Material supplied ->
● ● ●

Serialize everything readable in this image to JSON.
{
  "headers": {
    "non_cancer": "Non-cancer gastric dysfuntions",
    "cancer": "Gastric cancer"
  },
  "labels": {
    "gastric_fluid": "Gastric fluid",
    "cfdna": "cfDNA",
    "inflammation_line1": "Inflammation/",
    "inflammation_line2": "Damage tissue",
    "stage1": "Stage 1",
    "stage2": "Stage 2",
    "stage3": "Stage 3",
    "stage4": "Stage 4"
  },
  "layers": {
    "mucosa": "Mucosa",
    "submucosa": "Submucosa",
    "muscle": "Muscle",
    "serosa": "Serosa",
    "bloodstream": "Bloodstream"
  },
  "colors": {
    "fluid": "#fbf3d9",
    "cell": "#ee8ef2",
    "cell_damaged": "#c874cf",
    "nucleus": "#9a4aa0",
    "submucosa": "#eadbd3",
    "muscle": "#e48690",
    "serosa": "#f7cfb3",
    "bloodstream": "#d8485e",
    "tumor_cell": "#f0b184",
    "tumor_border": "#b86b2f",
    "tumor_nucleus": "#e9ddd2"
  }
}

● ● ●

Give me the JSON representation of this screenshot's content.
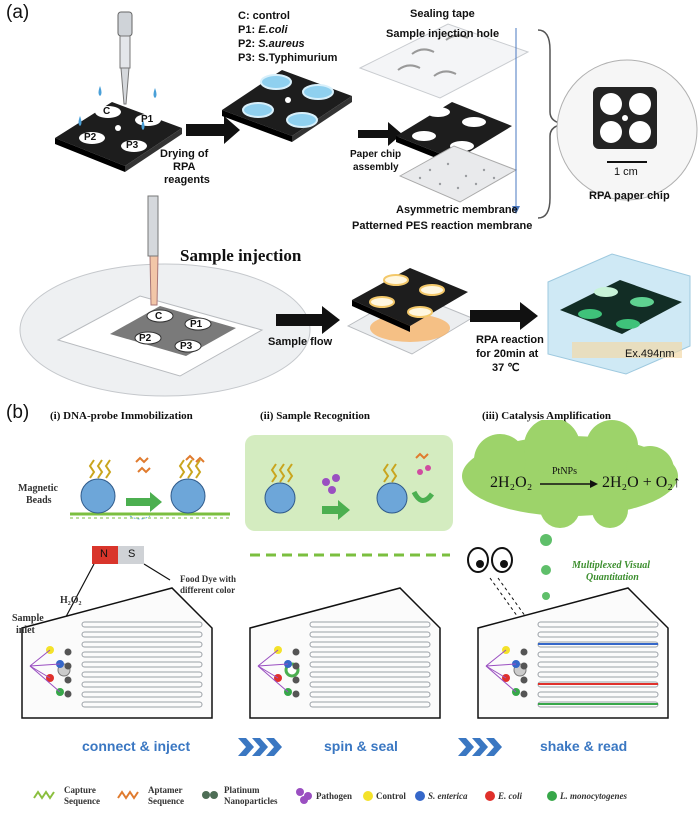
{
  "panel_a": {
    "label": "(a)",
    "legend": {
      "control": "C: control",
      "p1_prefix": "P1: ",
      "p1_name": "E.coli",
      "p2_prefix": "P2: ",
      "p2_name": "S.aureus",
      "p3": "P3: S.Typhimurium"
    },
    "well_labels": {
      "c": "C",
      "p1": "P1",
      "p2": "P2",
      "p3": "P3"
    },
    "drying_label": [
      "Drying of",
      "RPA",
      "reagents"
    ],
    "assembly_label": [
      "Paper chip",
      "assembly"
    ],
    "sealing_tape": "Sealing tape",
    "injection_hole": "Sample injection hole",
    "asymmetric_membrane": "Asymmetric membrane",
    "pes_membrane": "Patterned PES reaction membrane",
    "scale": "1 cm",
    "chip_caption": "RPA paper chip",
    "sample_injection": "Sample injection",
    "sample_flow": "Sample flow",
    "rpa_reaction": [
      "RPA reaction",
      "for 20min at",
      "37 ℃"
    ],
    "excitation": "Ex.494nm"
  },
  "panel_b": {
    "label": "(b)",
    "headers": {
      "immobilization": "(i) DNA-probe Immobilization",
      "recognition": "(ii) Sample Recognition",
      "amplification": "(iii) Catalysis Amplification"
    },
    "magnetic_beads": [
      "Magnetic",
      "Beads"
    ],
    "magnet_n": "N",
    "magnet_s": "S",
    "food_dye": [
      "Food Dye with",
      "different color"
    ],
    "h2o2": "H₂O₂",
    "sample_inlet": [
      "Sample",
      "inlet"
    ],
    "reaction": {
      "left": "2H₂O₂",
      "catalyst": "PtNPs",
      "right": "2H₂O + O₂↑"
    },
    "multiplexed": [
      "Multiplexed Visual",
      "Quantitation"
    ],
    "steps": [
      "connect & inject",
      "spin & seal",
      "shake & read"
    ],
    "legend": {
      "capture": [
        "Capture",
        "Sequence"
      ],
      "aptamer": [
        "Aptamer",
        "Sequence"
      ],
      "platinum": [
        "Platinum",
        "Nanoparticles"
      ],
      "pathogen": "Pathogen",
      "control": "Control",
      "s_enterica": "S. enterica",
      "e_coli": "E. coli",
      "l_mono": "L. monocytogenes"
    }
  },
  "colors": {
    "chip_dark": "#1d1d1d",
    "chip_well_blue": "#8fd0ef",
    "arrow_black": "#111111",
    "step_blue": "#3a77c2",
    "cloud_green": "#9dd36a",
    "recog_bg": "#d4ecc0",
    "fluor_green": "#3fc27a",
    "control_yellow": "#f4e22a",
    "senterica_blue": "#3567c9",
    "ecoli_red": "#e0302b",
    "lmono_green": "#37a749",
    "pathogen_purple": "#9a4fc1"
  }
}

● ● ●

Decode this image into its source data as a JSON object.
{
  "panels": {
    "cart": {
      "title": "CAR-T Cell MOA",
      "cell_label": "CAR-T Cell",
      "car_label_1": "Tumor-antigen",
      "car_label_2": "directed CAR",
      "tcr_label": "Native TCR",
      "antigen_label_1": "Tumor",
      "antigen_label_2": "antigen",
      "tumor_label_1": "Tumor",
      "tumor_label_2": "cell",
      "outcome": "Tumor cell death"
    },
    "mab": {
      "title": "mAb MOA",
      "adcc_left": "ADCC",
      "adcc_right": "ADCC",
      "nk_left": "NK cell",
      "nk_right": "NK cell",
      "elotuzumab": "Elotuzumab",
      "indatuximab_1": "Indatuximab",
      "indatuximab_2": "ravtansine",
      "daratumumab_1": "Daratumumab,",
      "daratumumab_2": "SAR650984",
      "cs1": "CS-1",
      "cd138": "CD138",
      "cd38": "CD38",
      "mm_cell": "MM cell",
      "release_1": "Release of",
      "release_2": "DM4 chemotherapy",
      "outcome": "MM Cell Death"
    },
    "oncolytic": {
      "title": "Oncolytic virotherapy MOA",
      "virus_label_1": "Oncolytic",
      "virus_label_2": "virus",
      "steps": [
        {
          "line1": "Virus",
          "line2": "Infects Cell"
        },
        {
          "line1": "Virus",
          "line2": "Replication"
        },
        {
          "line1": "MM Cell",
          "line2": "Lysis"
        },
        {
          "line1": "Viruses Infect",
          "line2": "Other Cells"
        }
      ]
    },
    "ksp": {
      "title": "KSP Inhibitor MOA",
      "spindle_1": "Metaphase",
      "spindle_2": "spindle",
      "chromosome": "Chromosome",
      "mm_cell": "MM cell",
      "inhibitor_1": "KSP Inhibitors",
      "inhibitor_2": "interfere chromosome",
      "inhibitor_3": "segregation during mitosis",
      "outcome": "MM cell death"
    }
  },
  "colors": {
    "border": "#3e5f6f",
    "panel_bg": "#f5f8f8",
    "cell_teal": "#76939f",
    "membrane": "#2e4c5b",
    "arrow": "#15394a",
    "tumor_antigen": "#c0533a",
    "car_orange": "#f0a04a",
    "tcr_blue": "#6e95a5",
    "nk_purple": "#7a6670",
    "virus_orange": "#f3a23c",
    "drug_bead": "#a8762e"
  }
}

● ● ●

Exercise objective -> In how many lines of the records does the word "JSON" occur? Reply with the number only.

The answer -> 3